* **TASK PROMPT**:
Quote all entries exactly, leaving pictures aside.

* **DATA EXTRACT**:
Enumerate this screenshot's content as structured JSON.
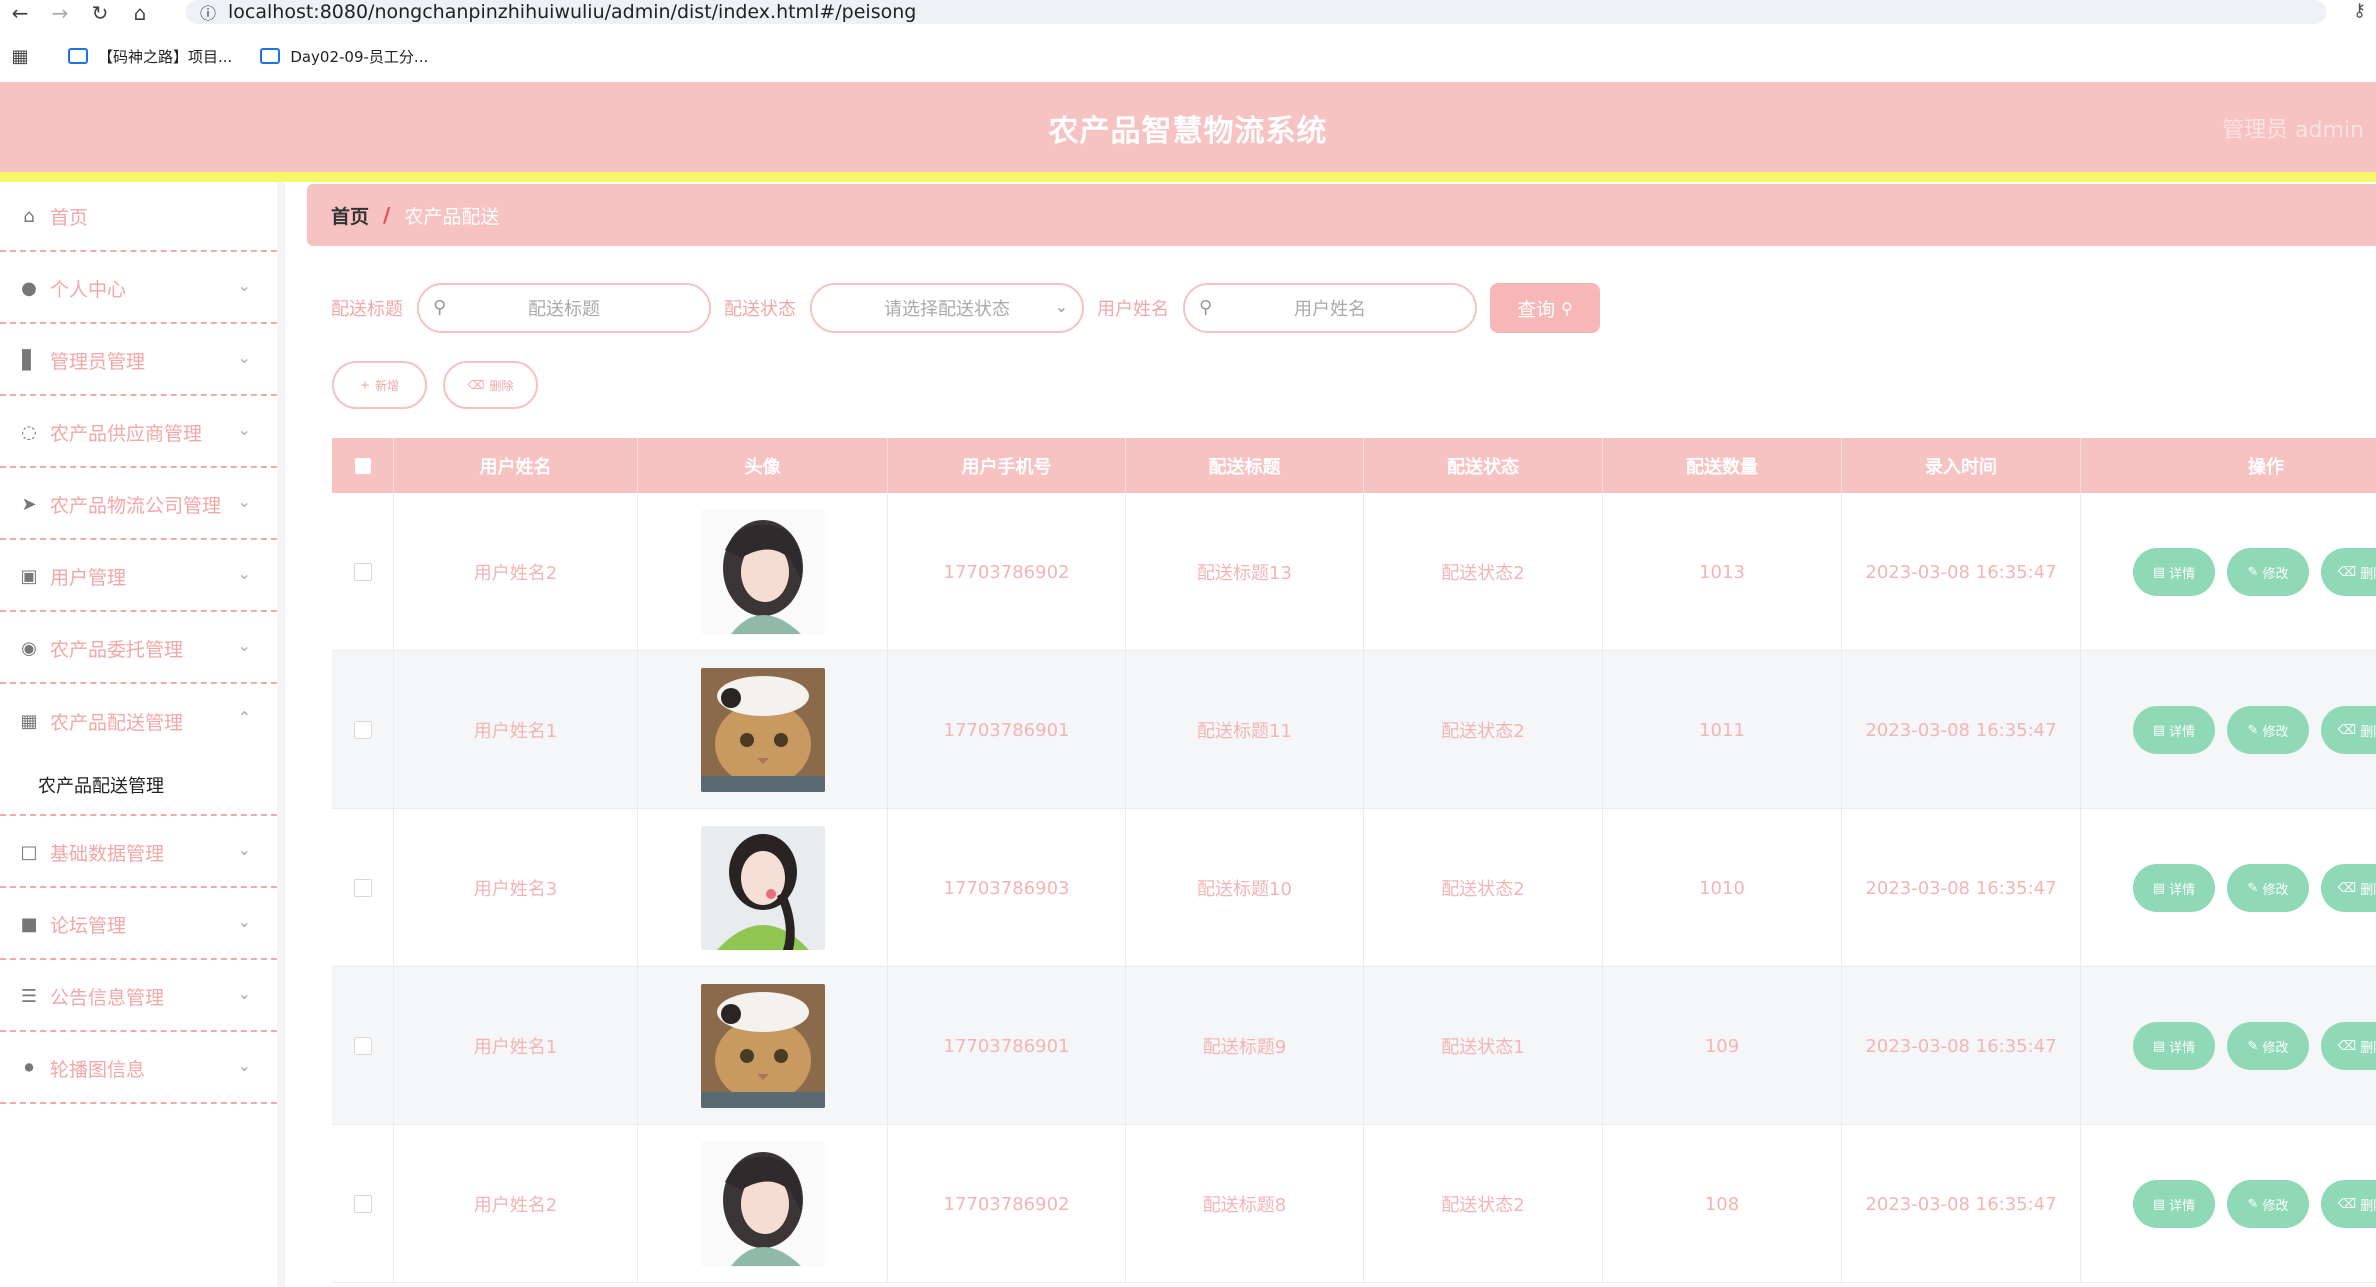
{
  "browser": {
    "url": "localhost:8080/nongchanpinzhihuiwuliu/admin/dist/index.html#/peisong",
    "bookmarks": [
      "【码神之路】项目...",
      "Day02-09-员工分..."
    ]
  },
  "header": {
    "title": "农产品智慧物流系统",
    "admin": "管理员 admin"
  },
  "sidebar": {
    "items": [
      {
        "label": "首页",
        "icon": "home-icon"
      },
      {
        "label": "个人中心",
        "icon": "user-icon"
      },
      {
        "label": "管理员管理",
        "icon": "chart-icon"
      },
      {
        "label": "农产品供应商管理",
        "icon": "gauge-icon"
      },
      {
        "label": "农产品物流公司管理",
        "icon": "send-icon"
      },
      {
        "label": "用户管理",
        "icon": "graph-icon"
      },
      {
        "label": "农产品委托管理",
        "icon": "circle-icon"
      },
      {
        "label": "农产品配送管理",
        "icon": "grid-icon"
      },
      {
        "label": "基础数据管理",
        "icon": "crop-icon"
      },
      {
        "label": "论坛管理",
        "icon": "briefcase-icon"
      },
      {
        "label": "公告信息管理",
        "icon": "sliders-icon"
      },
      {
        "label": "轮播图信息",
        "icon": "bulb-icon"
      }
    ],
    "sub_item": "农产品配送管理"
  },
  "breadcrumb": {
    "home": "首页",
    "separator": "/",
    "current": "农产品配送"
  },
  "search": {
    "title_label": "配送标题",
    "title_placeholder": "配送标题",
    "status_label": "配送状态",
    "status_placeholder": "请选择配送状态",
    "user_label": "用户姓名",
    "user_placeholder": "用户姓名",
    "query_label": "查询"
  },
  "actions": {
    "add_label": "新增",
    "delete_label": "删除"
  },
  "table": {
    "columns": [
      "用户姓名",
      "头像",
      "用户手机号",
      "配送标题",
      "配送状态",
      "配送数量",
      "录入时间",
      "操作"
    ],
    "rows": [
      {
        "user": "用户姓名2",
        "avatar": "girl-anime",
        "phone": "17703786902",
        "title": "配送标题13",
        "status": "配送状态2",
        "qty": "1013",
        "time": "2023-03-08 16:35:47"
      },
      {
        "user": "用户姓名1",
        "avatar": "cat",
        "phone": "17703786901",
        "title": "配送标题11",
        "status": "配送状态2",
        "qty": "1011",
        "time": "2023-03-08 16:35:47"
      },
      {
        "user": "用户姓名3",
        "avatar": "girl-green",
        "phone": "17703786903",
        "title": "配送标题10",
        "status": "配送状态2",
        "qty": "1010",
        "time": "2023-03-08 16:35:47"
      },
      {
        "user": "用户姓名1",
        "avatar": "cat",
        "phone": "17703786901",
        "title": "配送标题9",
        "status": "配送状态1",
        "qty": "109",
        "time": "2023-03-08 16:35:47"
      },
      {
        "user": "用户姓名2",
        "avatar": "girl-anime",
        "phone": "17703786902",
        "title": "配送标题8",
        "status": "配送状态2",
        "qty": "108",
        "time": "2023-03-08 16:35:47"
      }
    ],
    "op_detail": "详情",
    "op_edit": "修改",
    "op_delete": "删除"
  },
  "colors": {
    "primary_pink": "#f7c2c2",
    "accent_yellow": "#f7f56a",
    "text_pink": "#f3a7a7",
    "op_green": "#8fd9b6"
  }
}
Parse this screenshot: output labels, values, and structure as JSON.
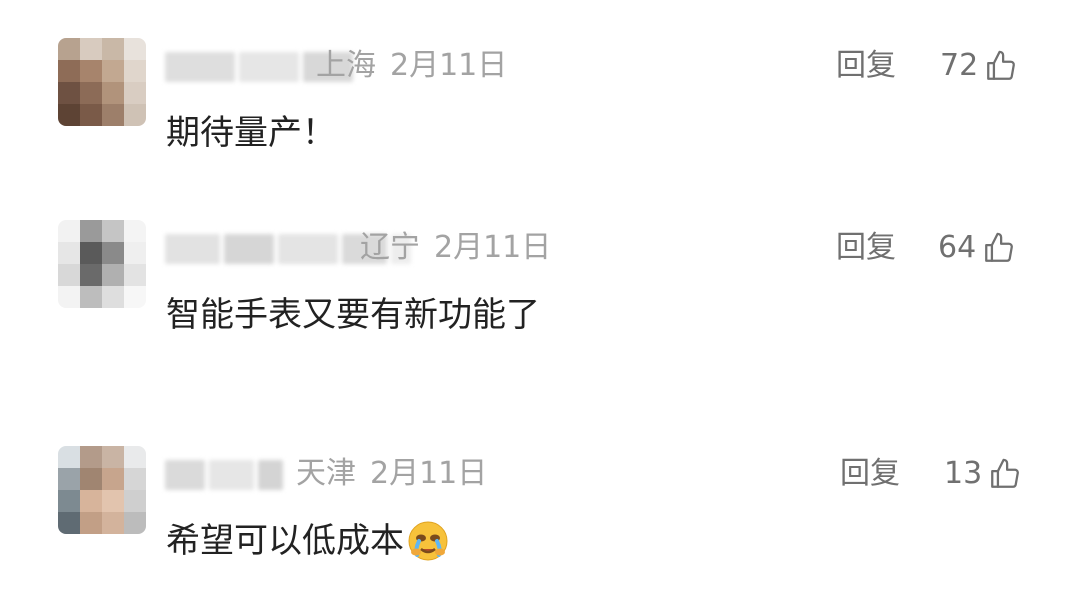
{
  "comments": [
    {
      "location": "上海",
      "date": "2月11日",
      "reply_label": "回复",
      "likes": "72",
      "text": "期待量产！",
      "avatar_colors": [
        "#b7a28f",
        "#d8cbbf",
        "#c9b8a7",
        "#e8e2dc",
        "#8e6c57",
        "#a7846c",
        "#c2a891",
        "#e0d6cc",
        "#6e5142",
        "#8c6b57",
        "#b1937b",
        "#d9cdc2",
        "#5d4334",
        "#7a5a48",
        "#9d7f6a",
        "#cfc2b5"
      ]
    },
    {
      "location": "辽宁",
      "date": "2月11日",
      "reply_label": "回复",
      "likes": "64",
      "text": "智能手表又要有新功能了",
      "avatar_colors": [
        "#f2f2f2",
        "#9a9a9a",
        "#c5c5c5",
        "#f4f4f4",
        "#e6e6e6",
        "#5a5a5a",
        "#8a8a8a",
        "#efefef",
        "#d8d8d8",
        "#6a6a6a",
        "#b0b0b0",
        "#e3e3e3",
        "#f3f3f3",
        "#bdbdbd",
        "#dedede",
        "#f7f7f7"
      ]
    },
    {
      "location": "天津",
      "date": "2月11日",
      "reply_label": "回复",
      "likes": "13",
      "text": "希望可以低成本",
      "avatar_colors": [
        "#d9dfe3",
        "#b39b8a",
        "#c9b4a4",
        "#e9eaeb",
        "#9aa3a9",
        "#a08571",
        "#c7a58d",
        "#d6d6d6",
        "#7d8a91",
        "#d7b49b",
        "#e2c4ae",
        "#cfcfcf",
        "#5f6b73",
        "#c29f86",
        "#d3b39c",
        "#bcbcbc"
      ]
    }
  ],
  "name_blur_colors": [
    "#dcdcdc",
    "#e8e8e8",
    "#cfcfcf"
  ],
  "emoji_icon": "crying-face-icon",
  "like_icon": "thumbs-up-icon"
}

* **ANSWER TO THE TASK**:
Enumerate this screenshot's content as structured JSON.
{
  "browser": {
    "url": "localhost:8080/nongchanpinzhihuiwuliu/admin/dist/index.html#/peisong",
    "bookmarks": [
      "【码神之路】项目...",
      "Day02-09-员工分..."
    ]
  },
  "header": {
    "title": "农产品智慧物流系统",
    "admin": "管理员 admin"
  },
  "sidebar": {
    "items": [
      {
        "label": "首页",
        "icon": "home-icon"
      },
      {
        "label": "个人中心",
        "icon": "user-icon"
      },
      {
        "label": "管理员管理",
        "icon": "chart-icon"
      },
      {
        "label": "农产品供应商管理",
        "icon": "gauge-icon"
      },
      {
        "label": "农产品物流公司管理",
        "icon": "send-icon"
      },
      {
        "label": "用户管理",
        "icon": "graph-icon"
      },
      {
        "label": "农产品委托管理",
        "icon": "circle-icon"
      },
      {
        "label": "农产品配送管理",
        "icon": "grid-icon"
      },
      {
        "label": "基础数据管理",
        "icon": "crop-icon"
      },
      {
        "label": "论坛管理",
        "icon": "briefcase-icon"
      },
      {
        "label": "公告信息管理",
        "icon": "sliders-icon"
      },
      {
        "label": "轮播图信息",
        "icon": "bulb-icon"
      }
    ],
    "sub_item": "农产品配送管理"
  },
  "breadcrumb": {
    "home": "首页",
    "separator": "/",
    "current": "农产品配送"
  },
  "search": {
    "title_label": "配送标题",
    "title_placeholder": "配送标题",
    "status_label": "配送状态",
    "status_placeholder": "请选择配送状态",
    "user_label": "用户姓名",
    "user_placeholder": "用户姓名",
    "query_label": "查询"
  },
  "actions": {
    "add_label": "新增",
    "delete_label": "删除"
  },
  "table": {
    "columns": [
      "用户姓名",
      "头像",
      "用户手机号",
      "配送标题",
      "配送状态",
      "配送数量",
      "录入时间",
      "操作"
    ],
    "rows": [
      {
        "user": "用户姓名2",
        "avatar": "girl-anime",
        "phone": "17703786902",
        "title": "配送标题13",
        "status": "配送状态2",
        "qty": "1013",
        "time": "2023-03-08 16:35:47"
      },
      {
        "user": "用户姓名1",
        "avatar": "cat",
        "phone": "17703786901",
        "title": "配送标题11",
        "status": "配送状态2",
        "qty": "1011",
        "time": "2023-03-08 16:35:47"
      },
      {
        "user": "用户姓名3",
        "avatar": "girl-green",
        "phone": "17703786903",
        "title": "配送标题10",
        "status": "配送状态2",
        "qty": "1010",
        "time": "2023-03-08 16:35:47"
      },
      {
        "user": "用户姓名1",
        "avatar": "cat",
        "phone": "17703786901",
        "title": "配送标题9",
        "status": "配送状态1",
        "qty": "109",
        "time": "2023-03-08 16:35:47"
      },
      {
        "user": "用户姓名2",
        "avatar": "girl-anime",
        "phone": "17703786902",
        "title": "配送标题8",
        "status": "配送状态2",
        "qty": "108",
        "time": "2023-03-08 16:35:47"
      }
    ],
    "op_detail": "详情",
    "op_edit": "修改",
    "op_delete": "删除"
  },
  "colors": {
    "primary_pink": "#f7c2c2",
    "accent_yellow": "#f7f56a",
    "text_pink": "#f3a7a7",
    "op_green": "#8fd9b6"
  }
}
Parse this screenshot: output labels, values, and structure as JSON.
{
  "comments": [
    {
      "location": "上海",
      "date": "2月11日",
      "reply_label": "回复",
      "likes": "72",
      "text": "期待量产！",
      "avatar_colors": [
        "#b7a28f",
        "#d8cbbf",
        "#c9b8a7",
        "#e8e2dc",
        "#8e6c57",
        "#a7846c",
        "#c2a891",
        "#e0d6cc",
        "#6e5142",
        "#8c6b57",
        "#b1937b",
        "#d9cdc2",
        "#5d4334",
        "#7a5a48",
        "#9d7f6a",
        "#cfc2b5"
      ]
    },
    {
      "location": "辽宁",
      "date": "2月11日",
      "reply_label": "回复",
      "likes": "64",
      "text": "智能手表又要有新功能了",
      "avatar_colors": [
        "#f2f2f2",
        "#9a9a9a",
        "#c5c5c5",
        "#f4f4f4",
        "#e6e6e6",
        "#5a5a5a",
        "#8a8a8a",
        "#efefef",
        "#d8d8d8",
        "#6a6a6a",
        "#b0b0b0",
        "#e3e3e3",
        "#f3f3f3",
        "#bdbdbd",
        "#dedede",
        "#f7f7f7"
      ]
    },
    {
      "location": "天津",
      "date": "2月11日",
      "reply_label": "回复",
      "likes": "13",
      "text": "希望可以低成本",
      "avatar_colors": [
        "#d9dfe3",
        "#b39b8a",
        "#c9b4a4",
        "#e9eaeb",
        "#9aa3a9",
        "#a08571",
        "#c7a58d",
        "#d6d6d6",
        "#7d8a91",
        "#d7b49b",
        "#e2c4ae",
        "#cfcfcf",
        "#5f6b73",
        "#c29f86",
        "#d3b39c",
        "#bcbcbc"
      ]
    }
  ],
  "name_blur_colors": [
    "#dcdcdc",
    "#e8e8e8",
    "#cfcfcf"
  ],
  "emoji_icon": "crying-face-icon",
  "like_icon": "thumbs-up-icon"
}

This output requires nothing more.